(Extracted records)
^^^^

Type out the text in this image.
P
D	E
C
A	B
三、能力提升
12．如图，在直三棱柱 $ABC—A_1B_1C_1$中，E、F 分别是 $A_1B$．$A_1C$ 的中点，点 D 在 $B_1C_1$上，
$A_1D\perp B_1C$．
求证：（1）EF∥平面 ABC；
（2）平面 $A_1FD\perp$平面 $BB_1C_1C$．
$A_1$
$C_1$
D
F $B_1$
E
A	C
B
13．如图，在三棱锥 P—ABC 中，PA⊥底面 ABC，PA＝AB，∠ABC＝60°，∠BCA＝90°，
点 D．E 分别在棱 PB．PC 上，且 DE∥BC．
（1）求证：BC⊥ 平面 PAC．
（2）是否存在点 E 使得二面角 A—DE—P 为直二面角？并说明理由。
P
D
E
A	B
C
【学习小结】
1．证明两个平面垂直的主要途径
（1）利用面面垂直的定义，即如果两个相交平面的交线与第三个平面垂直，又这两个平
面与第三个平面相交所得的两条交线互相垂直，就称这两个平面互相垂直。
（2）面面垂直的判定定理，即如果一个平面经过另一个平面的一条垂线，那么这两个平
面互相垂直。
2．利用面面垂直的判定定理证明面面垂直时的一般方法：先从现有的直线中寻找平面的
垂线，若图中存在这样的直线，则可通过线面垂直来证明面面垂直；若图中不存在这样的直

^^^^

Make a verbatim copy of every entry shown above.

◆ **Task solution**
Type out the text in this image.
P
D	E
C
A	B
三、能力提升
12．如图，在直三棱柱 $ABC—A_1B_1C_1$中，E、F 分别是 $A_1B$．$A_1C$ 的中点，点 D 在 $B_1C_1$上，
$A_1D\perp B_1C$．
求证：（1）EF∥平面 ABC；
（2）平面 $A_1FD\perp$平面 $BB_1C_1C$．
$A_1$
$C_1$
D
F $B_1$
E
A	C
B
13．如图，在三棱锥 P—ABC 中，PA⊥底面 ABC，PA＝AB，∠ABC＝60°，∠BCA＝90°，
点 D．E 分别在棱 PB．PC 上，且 DE∥BC．
（1）求证：BC⊥ 平面 PAC．
（2）是否存在点 E 使得二面角 A—DE—P 为直二面角？并说明理由。
P
D
E
A	B
C
【学习小结】
1．证明两个平面垂直的主要途径
（1）利用面面垂直的定义，即如果两个相交平面的交线与第三个平面垂直，又这两个平
面与第三个平面相交所得的两条交线互相垂直，就称这两个平面互相垂直。
（2）面面垂直的判定定理，即如果一个平面经过另一个平面的一条垂线，那么这两个平
面互相垂直。
2．利用面面垂直的判定定理证明面面垂直时的一般方法：先从现有的直线中寻找平面的
垂线，若图中存在这样的直线，则可通过线面垂直来证明面面垂直；若图中不存在这样的直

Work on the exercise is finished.